Dataset entries:

▼

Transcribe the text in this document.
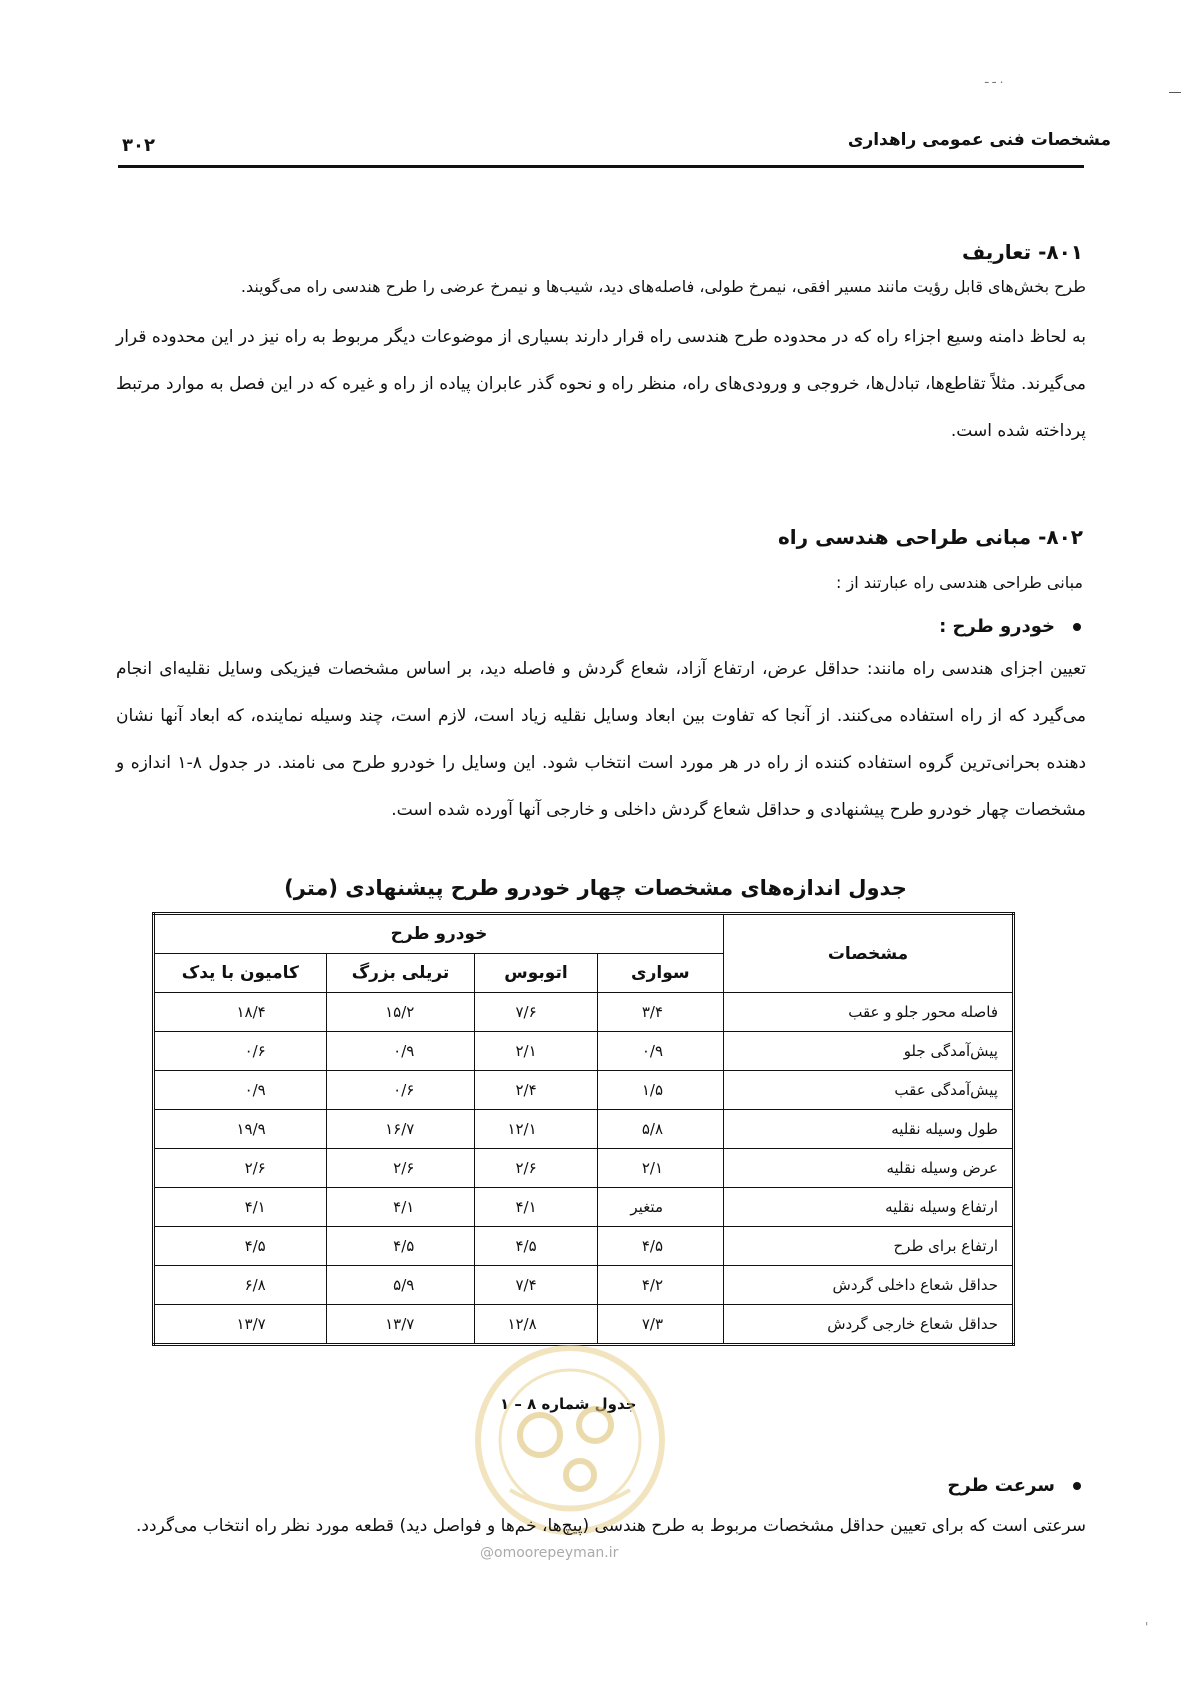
. ـ ـ
مشخصات فنی عمومی راهداری
۳۰۲
۸۰۱- تعاریف
طرح بخش‌های قابل رؤیت مانند مسیر افقی، نیمرخ طولی، فاصله‌های دید، شیب‌ها و نیمرخ عرضی را طرح هندسی راه می‌گویند.
به لحاظ دامنه وسیع اجزاء راه که در محدوده طرح هندسی راه قرار دارند بسیاری از موضوعات دیگر مربوط به راه نیز در این محدوده قرار می‌گیرند. مثلاً تقاطع‌ها، تبادل‌ها، خروجی و ورودی‌های راه، منظر راه و نحوه گذر عابران پیاده از راه و غیره که در این فصل به موارد مرتبط پرداخته شده است.
۸۰۲- مبانی طراحی هندسی راه
مبانی طراحی هندسی راه عبارتند از :
خودرو طرح :
تعیین اجزای هندسی راه مانند: حداقل عرض، ارتفاع آزاد، شعاع گردش و فاصله دید، بر اساس مشخصات فیزیکی وسایل نقلیه‌ای انجام می‌گیرد که از راه استفاده می‌کنند. از آنجا که تفاوت بین ابعاد وسایل نقلیه زیاد است، لازم است، چند وسیله نماینده، که ابعاد آنها نشان دهنده بحرانی‌ترین گروه استفاده کننده از راه در هر مورد است انتخاب شود. این وسایل را خودرو طرح می نامند. در جدول ۸-۱ اندازه و مشخصات چهار خودرو طرح پیشنهادی و حداقل شعاع گردش داخلی و خارجی آنها آورده شده است.
جدول اندازه‌های مشخصات چهار خودرو طرح پیشنهادی (متر)
مشخصات	خودرو طرح			
	سواری	اتوبوس	تریلی بزرگ	کامیون با یدک
فاصله محور جلو و عقب	۳/۴	۷/۶	۱۵/۲	۱۸/۴
پیش‌آمدگی جلو	۰/۹	۲/۱	۰/۹	۰/۶
پیش‌آمدگی عقب	۱/۵	۲/۴	۰/۶	۰/۹
طول وسیله نقلیه	۵/۸	۱۲/۱	۱۶/۷	۱۹/۹
عرض وسیله نقلیه	۲/۱	۲/۶	۲/۶	۲/۶
ارتفاع وسیله نقلیه	متغیر	۴/۱	۴/۱	۴/۱
ارتفاع برای طرح	۴/۵	۴/۵	۴/۵	۴/۵
حداقل شعاع داخلی گردش	۴/۲	۷/۴	۵/۹	۶/۸
حداقل شعاع خارجی گردش	۷/۳	۱۲/۸	۱۳/۷	۱۳/۷
جدول شماره ۸ – ۱
@omoorepeyman.ir
سرعت طرح
سرعتی است که برای تعیین حداقل مشخصات مربوط به طرح هندسی (پیچ‌ها، خم‌ها و فواصل دید) قطعه مورد نظر راه انتخاب می‌گردد.
'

▲

GOAL: Your copy of the data should match it exactly, except that pictures are left out.

FINAL ANSWER:
Transcribe the text in this document.
. ـ ـ
مشخصات فنی عمومی راهداری
۳۰۲
۸۰۱- تعاریف
طرح بخش‌های قابل رؤیت مانند مسیر افقی، نیمرخ طولی، فاصله‌های دید، شیب‌ها و نیمرخ عرضی را طرح هندسی راه می‌گویند.
به لحاظ دامنه وسیع اجزاء راه که در محدوده طرح هندسی راه قرار دارند بسیاری از موضوعات دیگر مربوط به راه نیز در این محدوده قرار می‌گیرند. مثلاً تقاطع‌ها، تبادل‌ها، خروجی و ورودی‌های راه، منظر راه و نحوه گذر عابران پیاده از راه و غیره که در این فصل به موارد مرتبط پرداخته شده است.
۸۰۲- مبانی طراحی هندسی راه
مبانی طراحی هندسی راه عبارتند از :
خودرو طرح :
تعیین اجزای هندسی راه مانند: حداقل عرض، ارتفاع آزاد، شعاع گردش و فاصله دید، بر اساس مشخصات فیزیکی وسایل نقلیه‌ای انجام می‌گیرد که از راه استفاده می‌کنند. از آنجا که تفاوت بین ابعاد وسایل نقلیه زیاد است، لازم است، چند وسیله نماینده، که ابعاد آنها نشان دهنده بحرانی‌ترین گروه استفاده کننده از راه در هر مورد است انتخاب شود. این وسایل را خودرو طرح می نامند. در جدول ۸-۱ اندازه و مشخصات چهار خودرو طرح پیشنهادی و حداقل شعاع گردش داخلی و خارجی آنها آورده شده است.
جدول اندازه‌های مشخصات چهار خودرو طرح پیشنهادی (متر)
مشخصات	خودرو طرح			
	سواری	اتوبوس	تریلی بزرگ	کامیون با یدک
فاصله محور جلو و عقب	۳/۴	۷/۶	۱۵/۲	۱۸/۴
پیش‌آمدگی جلو	۰/۹	۲/۱	۰/۹	۰/۶
پیش‌آمدگی عقب	۱/۵	۲/۴	۰/۶	۰/۹
طول وسیله نقلیه	۵/۸	۱۲/۱	۱۶/۷	۱۹/۹
عرض وسیله نقلیه	۲/۱	۲/۶	۲/۶	۲/۶
ارتفاع وسیله نقلیه	متغیر	۴/۱	۴/۱	۴/۱
ارتفاع برای طرح	۴/۵	۴/۵	۴/۵	۴/۵
حداقل شعاع داخلی گردش	۴/۲	۷/۴	۵/۹	۶/۸
حداقل شعاع خارجی گردش	۷/۳	۱۲/۸	۱۳/۷	۱۳/۷
جدول شماره ۸ – ۱
@omoorepeyman.ir
سرعت طرح
سرعتی است که برای تعیین حداقل مشخصات مربوط به طرح هندسی (پیچ‌ها، خم‌ها و فواصل دید) قطعه مورد نظر راه انتخاب می‌گردد.
'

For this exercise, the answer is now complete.